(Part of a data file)
_ _ _ _ _

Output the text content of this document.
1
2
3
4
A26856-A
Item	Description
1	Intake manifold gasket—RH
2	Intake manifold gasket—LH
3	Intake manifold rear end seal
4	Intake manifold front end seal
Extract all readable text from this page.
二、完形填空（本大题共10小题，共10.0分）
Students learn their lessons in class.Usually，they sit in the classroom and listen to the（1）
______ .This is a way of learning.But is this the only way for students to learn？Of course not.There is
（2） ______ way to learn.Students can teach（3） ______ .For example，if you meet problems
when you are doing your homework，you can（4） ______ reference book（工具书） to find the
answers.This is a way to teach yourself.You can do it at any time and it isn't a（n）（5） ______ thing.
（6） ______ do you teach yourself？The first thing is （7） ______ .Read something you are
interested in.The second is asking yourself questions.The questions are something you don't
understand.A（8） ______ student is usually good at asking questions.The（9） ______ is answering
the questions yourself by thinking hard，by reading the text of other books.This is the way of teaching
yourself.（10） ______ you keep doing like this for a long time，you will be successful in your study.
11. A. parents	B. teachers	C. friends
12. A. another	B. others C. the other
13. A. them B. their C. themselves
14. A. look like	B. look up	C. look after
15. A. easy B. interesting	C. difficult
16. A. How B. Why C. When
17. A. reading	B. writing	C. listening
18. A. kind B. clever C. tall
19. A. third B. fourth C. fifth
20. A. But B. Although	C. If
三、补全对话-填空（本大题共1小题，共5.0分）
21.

_ _ _ _ _

• EXERCISE AIM
How many lines of the listing above include the word "doing"? State the number and nothing else.

• SOLUTION TO THE EXERCISE
2